**TASK PROMPT**
Go through the data below and gather each line containing "this".

**DATA SHOWN**

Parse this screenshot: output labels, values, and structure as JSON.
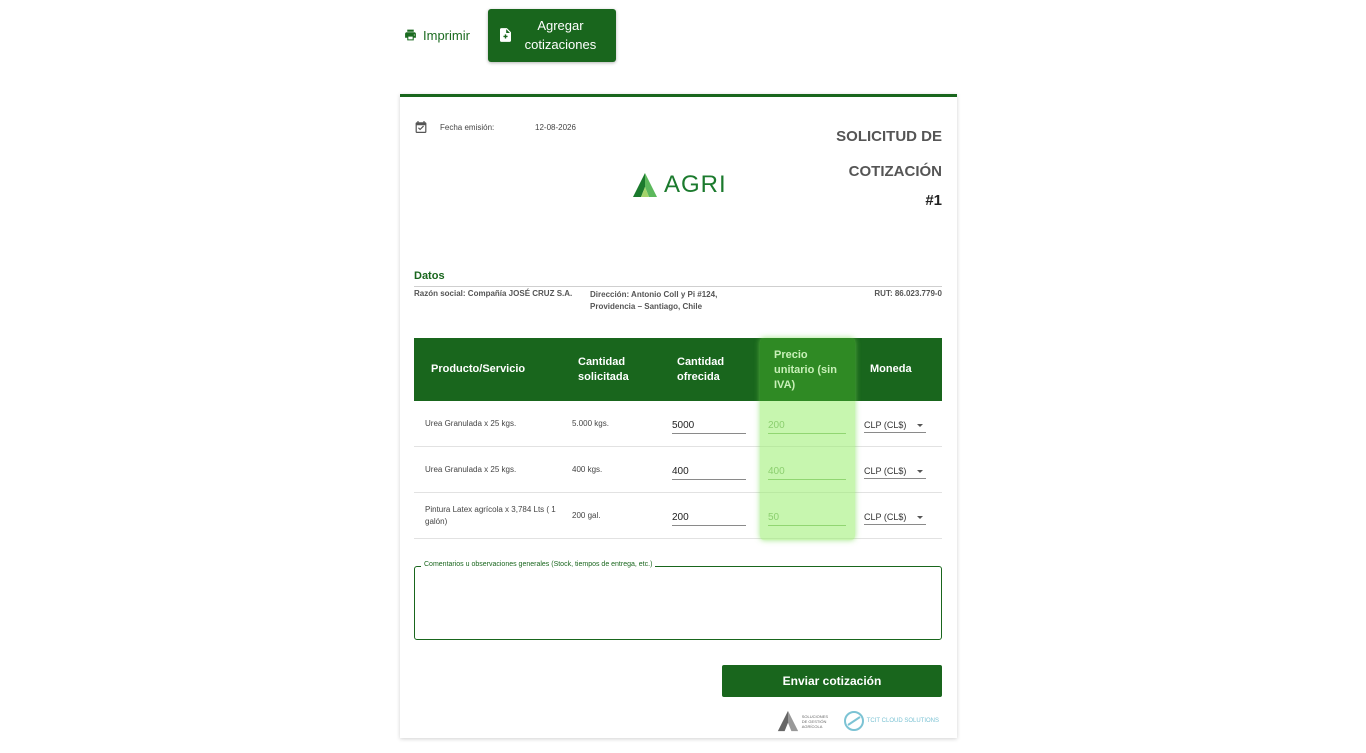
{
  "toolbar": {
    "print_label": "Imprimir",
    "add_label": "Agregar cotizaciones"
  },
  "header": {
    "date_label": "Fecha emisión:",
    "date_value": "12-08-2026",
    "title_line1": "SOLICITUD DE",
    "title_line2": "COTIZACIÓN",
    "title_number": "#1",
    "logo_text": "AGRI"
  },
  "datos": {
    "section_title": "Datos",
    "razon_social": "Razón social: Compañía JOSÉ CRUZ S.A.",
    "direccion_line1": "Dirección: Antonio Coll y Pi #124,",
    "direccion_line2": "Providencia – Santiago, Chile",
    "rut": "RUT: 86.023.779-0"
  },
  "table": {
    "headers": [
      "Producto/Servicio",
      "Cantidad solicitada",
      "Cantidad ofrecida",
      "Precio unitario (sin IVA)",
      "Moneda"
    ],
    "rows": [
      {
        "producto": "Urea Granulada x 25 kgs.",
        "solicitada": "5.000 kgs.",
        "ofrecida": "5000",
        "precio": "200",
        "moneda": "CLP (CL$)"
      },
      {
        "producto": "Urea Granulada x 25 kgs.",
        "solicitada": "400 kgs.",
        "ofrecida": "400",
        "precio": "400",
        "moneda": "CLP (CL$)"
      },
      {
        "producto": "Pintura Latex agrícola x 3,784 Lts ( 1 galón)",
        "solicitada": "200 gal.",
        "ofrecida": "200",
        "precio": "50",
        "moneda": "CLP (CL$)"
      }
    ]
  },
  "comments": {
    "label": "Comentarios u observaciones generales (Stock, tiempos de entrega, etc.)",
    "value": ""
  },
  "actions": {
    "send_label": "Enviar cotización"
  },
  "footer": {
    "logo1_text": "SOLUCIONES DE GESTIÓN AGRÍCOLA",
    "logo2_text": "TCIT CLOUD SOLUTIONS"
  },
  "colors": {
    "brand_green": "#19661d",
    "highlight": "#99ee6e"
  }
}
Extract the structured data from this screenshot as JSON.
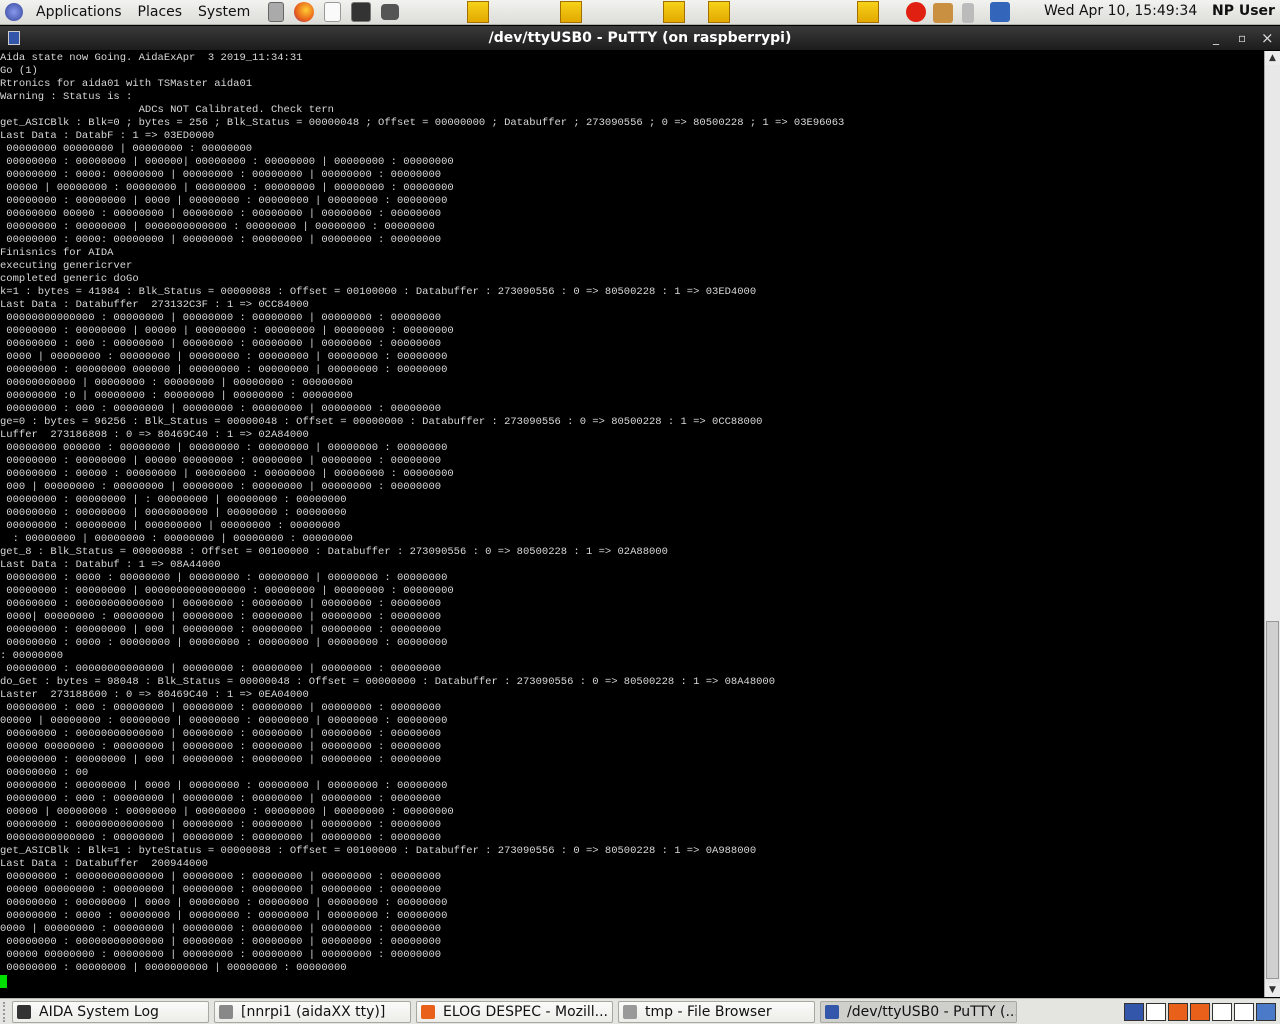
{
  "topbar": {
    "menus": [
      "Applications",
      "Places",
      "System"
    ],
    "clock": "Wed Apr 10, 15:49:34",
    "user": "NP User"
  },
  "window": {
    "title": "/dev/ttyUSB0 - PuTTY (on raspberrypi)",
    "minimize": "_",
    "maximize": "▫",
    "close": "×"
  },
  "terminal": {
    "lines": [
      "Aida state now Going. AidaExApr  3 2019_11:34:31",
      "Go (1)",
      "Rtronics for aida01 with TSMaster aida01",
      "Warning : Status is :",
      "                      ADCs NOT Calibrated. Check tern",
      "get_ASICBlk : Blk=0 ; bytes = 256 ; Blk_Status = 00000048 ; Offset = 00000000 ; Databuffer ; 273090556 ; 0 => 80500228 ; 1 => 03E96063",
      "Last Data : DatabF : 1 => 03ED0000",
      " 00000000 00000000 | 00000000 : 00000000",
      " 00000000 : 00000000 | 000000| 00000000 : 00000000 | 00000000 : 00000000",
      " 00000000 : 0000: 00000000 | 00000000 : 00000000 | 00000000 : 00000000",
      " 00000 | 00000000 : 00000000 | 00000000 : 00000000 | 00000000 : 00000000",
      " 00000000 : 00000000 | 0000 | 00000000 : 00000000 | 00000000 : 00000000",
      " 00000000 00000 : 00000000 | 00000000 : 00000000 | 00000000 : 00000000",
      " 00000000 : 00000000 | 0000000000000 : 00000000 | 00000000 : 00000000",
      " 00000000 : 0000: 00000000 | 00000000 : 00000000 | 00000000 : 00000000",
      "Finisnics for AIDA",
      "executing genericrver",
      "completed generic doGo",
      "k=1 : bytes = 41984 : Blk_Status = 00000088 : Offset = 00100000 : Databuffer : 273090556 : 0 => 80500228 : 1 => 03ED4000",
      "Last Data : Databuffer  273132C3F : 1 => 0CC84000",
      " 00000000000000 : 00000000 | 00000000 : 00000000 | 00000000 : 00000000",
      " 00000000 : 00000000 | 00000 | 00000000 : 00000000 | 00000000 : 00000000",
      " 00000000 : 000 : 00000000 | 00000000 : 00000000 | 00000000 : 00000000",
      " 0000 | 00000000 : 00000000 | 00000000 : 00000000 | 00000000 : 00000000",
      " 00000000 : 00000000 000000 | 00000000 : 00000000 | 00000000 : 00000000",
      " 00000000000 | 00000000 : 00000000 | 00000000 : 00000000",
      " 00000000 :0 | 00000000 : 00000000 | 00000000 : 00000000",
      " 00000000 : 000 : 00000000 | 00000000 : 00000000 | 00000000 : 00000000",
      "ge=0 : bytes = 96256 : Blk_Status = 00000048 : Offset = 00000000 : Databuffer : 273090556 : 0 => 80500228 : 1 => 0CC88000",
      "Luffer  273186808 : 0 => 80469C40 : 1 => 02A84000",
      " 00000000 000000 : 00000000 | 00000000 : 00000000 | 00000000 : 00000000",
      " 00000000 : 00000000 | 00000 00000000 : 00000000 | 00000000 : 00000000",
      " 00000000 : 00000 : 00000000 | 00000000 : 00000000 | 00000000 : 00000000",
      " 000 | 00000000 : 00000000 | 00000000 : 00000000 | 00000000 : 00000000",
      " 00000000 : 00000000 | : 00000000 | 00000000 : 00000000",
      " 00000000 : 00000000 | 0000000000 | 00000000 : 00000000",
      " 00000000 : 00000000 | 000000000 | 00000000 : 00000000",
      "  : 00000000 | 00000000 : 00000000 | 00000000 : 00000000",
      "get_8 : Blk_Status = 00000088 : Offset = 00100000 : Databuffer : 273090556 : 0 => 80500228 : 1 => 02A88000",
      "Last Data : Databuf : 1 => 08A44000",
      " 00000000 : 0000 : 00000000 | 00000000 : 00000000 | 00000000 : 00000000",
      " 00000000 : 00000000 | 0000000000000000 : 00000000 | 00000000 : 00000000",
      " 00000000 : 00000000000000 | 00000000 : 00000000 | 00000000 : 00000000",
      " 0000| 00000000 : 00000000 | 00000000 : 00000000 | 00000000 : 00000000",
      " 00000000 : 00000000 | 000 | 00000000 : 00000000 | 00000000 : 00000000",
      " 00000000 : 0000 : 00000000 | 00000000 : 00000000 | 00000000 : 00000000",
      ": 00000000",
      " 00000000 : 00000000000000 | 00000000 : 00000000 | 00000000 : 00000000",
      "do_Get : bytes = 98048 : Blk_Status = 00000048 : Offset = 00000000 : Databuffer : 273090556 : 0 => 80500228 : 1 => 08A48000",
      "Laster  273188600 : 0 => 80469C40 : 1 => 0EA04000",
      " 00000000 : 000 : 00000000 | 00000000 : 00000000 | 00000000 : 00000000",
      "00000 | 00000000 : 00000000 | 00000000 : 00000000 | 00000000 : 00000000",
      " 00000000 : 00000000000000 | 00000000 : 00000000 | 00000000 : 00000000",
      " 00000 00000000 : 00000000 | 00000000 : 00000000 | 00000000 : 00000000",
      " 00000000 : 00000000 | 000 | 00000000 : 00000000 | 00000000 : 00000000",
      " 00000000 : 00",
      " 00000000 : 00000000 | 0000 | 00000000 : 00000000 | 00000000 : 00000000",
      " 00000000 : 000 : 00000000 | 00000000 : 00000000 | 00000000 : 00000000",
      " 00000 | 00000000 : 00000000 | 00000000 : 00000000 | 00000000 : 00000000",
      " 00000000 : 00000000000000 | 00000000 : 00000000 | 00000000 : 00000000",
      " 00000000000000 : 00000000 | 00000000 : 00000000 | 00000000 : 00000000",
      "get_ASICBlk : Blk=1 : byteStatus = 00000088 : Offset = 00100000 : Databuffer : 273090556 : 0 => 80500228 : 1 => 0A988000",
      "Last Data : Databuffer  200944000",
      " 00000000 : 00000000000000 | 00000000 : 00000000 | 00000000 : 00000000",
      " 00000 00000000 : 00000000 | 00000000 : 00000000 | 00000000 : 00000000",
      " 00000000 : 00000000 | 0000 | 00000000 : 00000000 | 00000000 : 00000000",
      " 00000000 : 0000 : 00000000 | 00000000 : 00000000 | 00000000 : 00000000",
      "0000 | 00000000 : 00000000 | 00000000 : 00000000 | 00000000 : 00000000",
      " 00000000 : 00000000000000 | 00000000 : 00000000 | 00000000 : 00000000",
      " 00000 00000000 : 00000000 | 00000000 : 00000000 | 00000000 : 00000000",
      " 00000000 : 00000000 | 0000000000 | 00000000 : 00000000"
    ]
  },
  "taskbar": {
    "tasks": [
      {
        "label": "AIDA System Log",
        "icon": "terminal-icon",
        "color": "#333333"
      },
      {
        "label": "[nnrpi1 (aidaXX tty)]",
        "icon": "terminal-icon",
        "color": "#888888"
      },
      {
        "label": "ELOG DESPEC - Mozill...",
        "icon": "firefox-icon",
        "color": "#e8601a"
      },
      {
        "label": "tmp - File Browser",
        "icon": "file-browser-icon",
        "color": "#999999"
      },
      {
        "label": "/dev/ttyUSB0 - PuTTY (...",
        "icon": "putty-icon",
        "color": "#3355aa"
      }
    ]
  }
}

**THE RESPONSE**
Parse this screenshot: output labels, values, and structure as JSON.
Extract the structured data from this screenshot as JSON.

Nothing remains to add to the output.